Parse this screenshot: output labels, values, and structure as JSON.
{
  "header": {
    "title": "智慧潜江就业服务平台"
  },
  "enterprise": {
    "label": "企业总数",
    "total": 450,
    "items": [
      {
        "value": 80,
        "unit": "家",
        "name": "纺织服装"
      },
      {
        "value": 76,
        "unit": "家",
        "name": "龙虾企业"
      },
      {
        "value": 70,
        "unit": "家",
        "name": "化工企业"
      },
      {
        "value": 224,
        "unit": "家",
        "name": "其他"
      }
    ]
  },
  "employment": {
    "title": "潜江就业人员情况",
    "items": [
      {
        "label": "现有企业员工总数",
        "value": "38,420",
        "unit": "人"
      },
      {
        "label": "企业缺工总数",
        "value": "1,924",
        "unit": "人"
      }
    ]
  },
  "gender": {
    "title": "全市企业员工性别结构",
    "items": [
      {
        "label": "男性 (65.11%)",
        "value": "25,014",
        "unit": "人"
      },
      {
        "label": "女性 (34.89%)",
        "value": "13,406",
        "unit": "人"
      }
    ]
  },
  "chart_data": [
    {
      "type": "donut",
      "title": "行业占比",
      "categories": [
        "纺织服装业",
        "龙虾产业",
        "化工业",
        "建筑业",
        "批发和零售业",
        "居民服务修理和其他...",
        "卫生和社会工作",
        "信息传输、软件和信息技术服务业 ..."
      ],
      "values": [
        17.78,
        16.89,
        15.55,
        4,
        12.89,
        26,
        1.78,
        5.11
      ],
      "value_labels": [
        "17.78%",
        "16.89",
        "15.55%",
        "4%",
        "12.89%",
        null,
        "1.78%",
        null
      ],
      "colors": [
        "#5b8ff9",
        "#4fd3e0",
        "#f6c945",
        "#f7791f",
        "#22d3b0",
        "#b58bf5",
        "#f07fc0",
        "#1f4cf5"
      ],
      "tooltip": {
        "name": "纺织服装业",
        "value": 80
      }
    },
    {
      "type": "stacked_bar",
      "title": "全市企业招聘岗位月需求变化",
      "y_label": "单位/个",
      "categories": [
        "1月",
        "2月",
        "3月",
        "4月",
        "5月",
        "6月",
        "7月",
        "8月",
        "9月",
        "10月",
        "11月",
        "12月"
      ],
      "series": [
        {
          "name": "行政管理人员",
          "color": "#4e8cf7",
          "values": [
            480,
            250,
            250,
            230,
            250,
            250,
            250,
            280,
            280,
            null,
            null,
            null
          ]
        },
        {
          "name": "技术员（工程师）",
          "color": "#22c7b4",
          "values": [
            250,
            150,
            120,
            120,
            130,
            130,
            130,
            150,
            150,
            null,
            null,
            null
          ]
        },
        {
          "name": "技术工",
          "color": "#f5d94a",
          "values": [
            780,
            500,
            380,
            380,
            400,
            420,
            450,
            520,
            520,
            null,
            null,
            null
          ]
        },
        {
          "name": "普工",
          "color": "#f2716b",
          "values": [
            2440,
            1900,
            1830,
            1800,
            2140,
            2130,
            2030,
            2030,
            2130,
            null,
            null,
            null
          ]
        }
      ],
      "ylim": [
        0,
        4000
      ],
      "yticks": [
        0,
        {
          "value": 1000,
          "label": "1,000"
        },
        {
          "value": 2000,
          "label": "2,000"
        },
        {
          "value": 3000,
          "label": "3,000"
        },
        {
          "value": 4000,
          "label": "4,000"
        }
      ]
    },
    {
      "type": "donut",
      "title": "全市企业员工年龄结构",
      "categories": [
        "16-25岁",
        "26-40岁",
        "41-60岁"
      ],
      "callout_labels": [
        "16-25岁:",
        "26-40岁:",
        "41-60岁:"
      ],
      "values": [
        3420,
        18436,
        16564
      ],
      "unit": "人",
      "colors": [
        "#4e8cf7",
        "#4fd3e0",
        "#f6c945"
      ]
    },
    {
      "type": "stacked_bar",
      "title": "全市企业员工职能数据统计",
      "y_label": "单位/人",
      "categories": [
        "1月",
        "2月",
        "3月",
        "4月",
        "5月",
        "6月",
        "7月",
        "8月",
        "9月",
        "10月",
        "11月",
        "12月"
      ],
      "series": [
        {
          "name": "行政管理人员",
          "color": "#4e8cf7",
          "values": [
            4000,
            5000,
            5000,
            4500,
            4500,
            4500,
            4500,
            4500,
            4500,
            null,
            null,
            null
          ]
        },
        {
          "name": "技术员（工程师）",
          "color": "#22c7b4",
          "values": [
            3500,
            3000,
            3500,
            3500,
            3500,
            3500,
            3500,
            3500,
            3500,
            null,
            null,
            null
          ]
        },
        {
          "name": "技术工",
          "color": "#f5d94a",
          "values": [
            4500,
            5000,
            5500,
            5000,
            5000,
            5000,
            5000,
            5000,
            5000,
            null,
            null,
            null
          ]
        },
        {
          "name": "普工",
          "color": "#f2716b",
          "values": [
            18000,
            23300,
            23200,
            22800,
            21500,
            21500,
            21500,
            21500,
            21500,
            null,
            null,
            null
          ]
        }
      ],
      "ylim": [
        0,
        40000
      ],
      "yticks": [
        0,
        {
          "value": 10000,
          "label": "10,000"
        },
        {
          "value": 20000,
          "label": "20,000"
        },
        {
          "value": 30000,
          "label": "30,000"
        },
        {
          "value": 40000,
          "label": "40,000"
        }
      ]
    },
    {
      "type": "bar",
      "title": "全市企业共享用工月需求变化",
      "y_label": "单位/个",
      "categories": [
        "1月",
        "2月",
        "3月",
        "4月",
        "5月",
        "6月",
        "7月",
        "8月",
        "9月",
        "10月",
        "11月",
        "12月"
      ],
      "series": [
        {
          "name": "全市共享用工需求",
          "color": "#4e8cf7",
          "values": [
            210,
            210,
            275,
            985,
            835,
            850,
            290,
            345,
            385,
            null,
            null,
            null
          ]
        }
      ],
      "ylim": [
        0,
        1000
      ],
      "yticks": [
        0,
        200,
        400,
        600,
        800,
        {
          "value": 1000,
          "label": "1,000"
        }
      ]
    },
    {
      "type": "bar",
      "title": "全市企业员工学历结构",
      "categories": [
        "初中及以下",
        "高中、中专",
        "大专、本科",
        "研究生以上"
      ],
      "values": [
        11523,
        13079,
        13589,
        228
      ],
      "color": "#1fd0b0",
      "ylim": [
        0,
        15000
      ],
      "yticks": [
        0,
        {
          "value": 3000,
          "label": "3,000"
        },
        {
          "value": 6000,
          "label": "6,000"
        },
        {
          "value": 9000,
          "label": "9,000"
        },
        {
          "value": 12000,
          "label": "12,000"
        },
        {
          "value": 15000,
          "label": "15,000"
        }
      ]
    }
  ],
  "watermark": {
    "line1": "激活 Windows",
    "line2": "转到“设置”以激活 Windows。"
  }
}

● ● ● ● ● ● ●

Exercise description => Retype all of the material above with every character intact.

Reply =>
Parse this screenshot: output labels, values, and structure as JSON.
{
  "header": {
    "title": "智慧潜江就业服务平台"
  },
  "enterprise": {
    "label": "企业总数",
    "total": 450,
    "items": [
      {
        "value": 80,
        "unit": "家",
        "name": "纺织服装"
      },
      {
        "value": 76,
        "unit": "家",
        "name": "龙虾企业"
      },
      {
        "value": 70,
        "unit": "家",
        "name": "化工企业"
      },
      {
        "value": 224,
        "unit": "家",
        "name": "其他"
      }
    ]
  },
  "employment": {
    "title": "潜江就业人员情况",
    "items": [
      {
        "label": "现有企业员工总数",
        "value": "38,420",
        "unit": "人"
      },
      {
        "label": "企业缺工总数",
        "value": "1,924",
        "unit": "人"
      }
    ]
  },
  "gender": {
    "title": "全市企业员工性别结构",
    "items": [
      {
        "label": "男性 (65.11%)",
        "value": "25,014",
        "unit": "人"
      },
      {
        "label": "女性 (34.89%)",
        "value": "13,406",
        "unit": "人"
      }
    ]
  },
  "chart_data": [
    {
      "type": "donut",
      "title": "行业占比",
      "categories": [
        "纺织服装业",
        "龙虾产业",
        "化工业",
        "建筑业",
        "批发和零售业",
        "居民服务修理和其他...",
        "卫生和社会工作",
        "信息传输、软件和信息技术服务业 ..."
      ],
      "values": [
        17.78,
        16.89,
        15.55,
        4,
        12.89,
        26,
        1.78,
        5.11
      ],
      "value_labels": [
        "17.78%",
        "16.89",
        "15.55%",
        "4%",
        "12.89%",
        null,
        "1.78%",
        null
      ],
      "colors": [
        "#5b8ff9",
        "#4fd3e0",
        "#f6c945",
        "#f7791f",
        "#22d3b0",
        "#b58bf5",
        "#f07fc0",
        "#1f4cf5"
      ],
      "tooltip": {
        "name": "纺织服装业",
        "value": 80
      }
    },
    {
      "type": "stacked_bar",
      "title": "全市企业招聘岗位月需求变化",
      "y_label": "单位/个",
      "categories": [
        "1月",
        "2月",
        "3月",
        "4月",
        "5月",
        "6月",
        "7月",
        "8月",
        "9月",
        "10月",
        "11月",
        "12月"
      ],
      "series": [
        {
          "name": "行政管理人员",
          "color": "#4e8cf7",
          "values": [
            480,
            250,
            250,
            230,
            250,
            250,
            250,
            280,
            280,
            null,
            null,
            null
          ]
        },
        {
          "name": "技术员（工程师）",
          "color": "#22c7b4",
          "values": [
            250,
            150,
            120,
            120,
            130,
            130,
            130,
            150,
            150,
            null,
            null,
            null
          ]
        },
        {
          "name": "技术工",
          "color": "#f5d94a",
          "values": [
            780,
            500,
            380,
            380,
            400,
            420,
            450,
            520,
            520,
            null,
            null,
            null
          ]
        },
        {
          "name": "普工",
          "color": "#f2716b",
          "values": [
            2440,
            1900,
            1830,
            1800,
            2140,
            2130,
            2030,
            2030,
            2130,
            null,
            null,
            null
          ]
        }
      ],
      "ylim": [
        0,
        4000
      ],
      "yticks": [
        0,
        {
          "value": 1000,
          "label": "1,000"
        },
        {
          "value": 2000,
          "label": "2,000"
        },
        {
          "value": 3000,
          "label": "3,000"
        },
        {
          "value": 4000,
          "label": "4,000"
        }
      ]
    },
    {
      "type": "donut",
      "title": "全市企业员工年龄结构",
      "categories": [
        "16-25岁",
        "26-40岁",
        "41-60岁"
      ],
      "callout_labels": [
        "16-25岁:",
        "26-40岁:",
        "41-60岁:"
      ],
      "values": [
        3420,
        18436,
        16564
      ],
      "unit": "人",
      "colors": [
        "#4e8cf7",
        "#4fd3e0",
        "#f6c945"
      ]
    },
    {
      "type": "stacked_bar",
      "title": "全市企业员工职能数据统计",
      "y_label": "单位/人",
      "categories": [
        "1月",
        "2月",
        "3月",
        "4月",
        "5月",
        "6月",
        "7月",
        "8月",
        "9月",
        "10月",
        "11月",
        "12月"
      ],
      "series": [
        {
          "name": "行政管理人员",
          "color": "#4e8cf7",
          "values": [
            4000,
            5000,
            5000,
            4500,
            4500,
            4500,
            4500,
            4500,
            4500,
            null,
            null,
            null
          ]
        },
        {
          "name": "技术员（工程师）",
          "color": "#22c7b4",
          "values": [
            3500,
            3000,
            3500,
            3500,
            3500,
            3500,
            3500,
            3500,
            3500,
            null,
            null,
            null
          ]
        },
        {
          "name": "技术工",
          "color": "#f5d94a",
          "values": [
            4500,
            5000,
            5500,
            5000,
            5000,
            5000,
            5000,
            5000,
            5000,
            null,
            null,
            null
          ]
        },
        {
          "name": "普工",
          "color": "#f2716b",
          "values": [
            18000,
            23300,
            23200,
            22800,
            21500,
            21500,
            21500,
            21500,
            21500,
            null,
            null,
            null
          ]
        }
      ],
      "ylim": [
        0,
        40000
      ],
      "yticks": [
        0,
        {
          "value": 10000,
          "label": "10,000"
        },
        {
          "value": 20000,
          "label": "20,000"
        },
        {
          "value": 30000,
          "label": "30,000"
        },
        {
          "value": 40000,
          "label": "40,000"
        }
      ]
    },
    {
      "type": "bar",
      "title": "全市企业共享用工月需求变化",
      "y_label": "单位/个",
      "categories": [
        "1月",
        "2月",
        "3月",
        "4月",
        "5月",
        "6月",
        "7月",
        "8月",
        "9月",
        "10月",
        "11月",
        "12月"
      ],
      "series": [
        {
          "name": "全市共享用工需求",
          "color": "#4e8cf7",
          "values": [
            210,
            210,
            275,
            985,
            835,
            850,
            290,
            345,
            385,
            null,
            null,
            null
          ]
        }
      ],
      "ylim": [
        0,
        1000
      ],
      "yticks": [
        0,
        200,
        400,
        600,
        800,
        {
          "value": 1000,
          "label": "1,000"
        }
      ]
    },
    {
      "type": "bar",
      "title": "全市企业员工学历结构",
      "categories": [
        "初中及以下",
        "高中、中专",
        "大专、本科",
        "研究生以上"
      ],
      "values": [
        11523,
        13079,
        13589,
        228
      ],
      "color": "#1fd0b0",
      "ylim": [
        0,
        15000
      ],
      "yticks": [
        0,
        {
          "value": 3000,
          "label": "3,000"
        },
        {
          "value": 6000,
          "label": "6,000"
        },
        {
          "value": 9000,
          "label": "9,000"
        },
        {
          "value": 12000,
          "label": "12,000"
        },
        {
          "value": 15000,
          "label": "15,000"
        }
      ]
    }
  ],
  "watermark": {
    "line1": "激活 Windows",
    "line2": "转到“设置”以激活 Windows。"
  }
}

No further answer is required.